▶ [Given exercise]
Pull out every line below that contains the word "pour".

☆ ☆ ☆ ☆ ☆

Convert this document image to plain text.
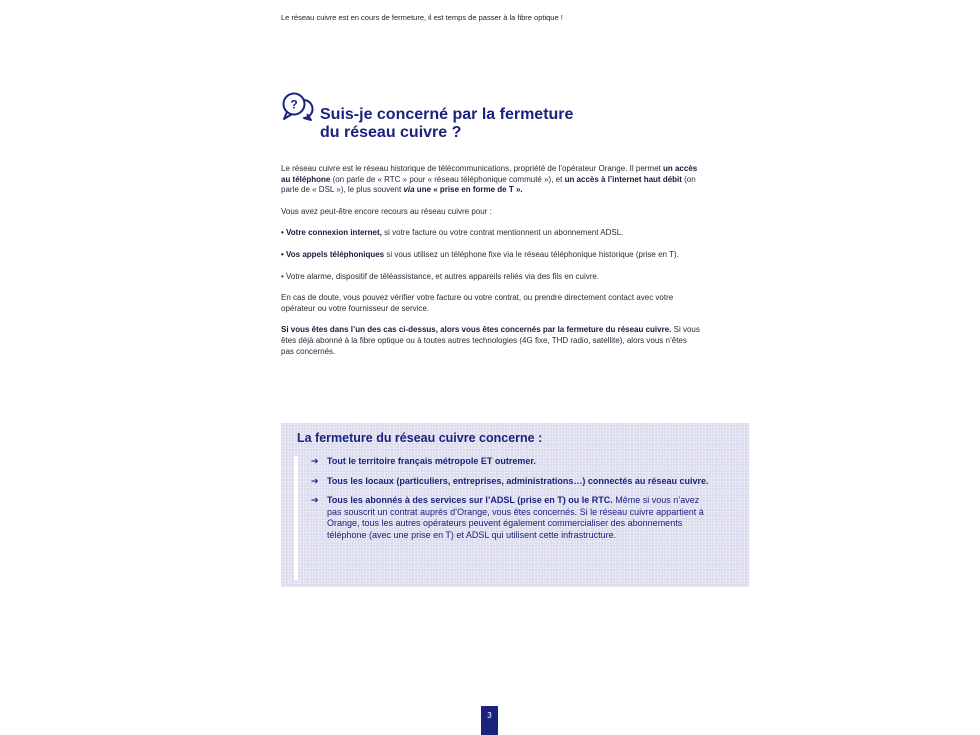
Le réseau cuivre est en cours de fermeture, il est temps de passer à la fibre optique !
?
Suis-je concerné par la fermeture
du réseau cuivre ?

Le réseau cuivre est le réseau historique de télécommunications, propriété de l’opérateur Orange. Il permet un accès au téléphone (on parle de « RTC » pour « réseau téléphonique commuté »), et un accès à l’internet haut débit (on parle de « DSL »), le plus souvent via une « prise en forme de T ».

Vous avez peut-être encore recours au réseau cuivre pour :

• Votre connexion internet, si votre facture ou votre contrat mentionnent un abonnement ADSL.

• Vos appels téléphoniques si vous utilisez un téléphone fixe via le réseau téléphonique historique (prise en T).

• Votre alarme, dispositif de téléassistance, et autres appareils reliés via des fils en cuivre.

En cas de doute, vous pouvez vérifier votre facture ou votre contrat, ou prendre directement contact avec votre opérateur ou votre fournisseur de service.

Si vous êtes dans l’un des cas ci-dessus, alors vous êtes concernés par la fermeture du réseau cuivre. Si vous êtes déjà abonné à la fibre optique ou à toutes autres technologies (4G fixe, THD radio, satellite), alors vous n’êtes pas concernés.

La fermeture du réseau cuivre concerne :
➔ Tout le territoire français métropole ET outremer.
➔ Tous les locaux (particuliers, entreprises, administrations…) connectés au réseau cuivre.
➔ Tous les abonnés à des services sur l’ADSL (prise en T) ou le RTC. Même si vous n’avez pas souscrit un contrat auprès d’Orange, vous êtes concernés. Si le réseau cuivre appartient à Orange, tous les autres opérateurs peuvent également commercialiser des abonnements téléphone (avec une prise en T) et ADSL qui utilisent cette infrastructure.
3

☆ ☆ ☆ ☆ ☆

▶ [The reply]
Le réseau cuivre est le réseau historique de télécommunications, propriété de l’opérateur Orange. Il permet un accès au téléphone (on parle de « RTC » pour « réseau téléphonique commuté »), et un accès à l’internet haut débit (on parle de « DSL »), le plus souvent via une « prise en forme de T ».
Vous avez peut-être encore recours au réseau cuivre pour :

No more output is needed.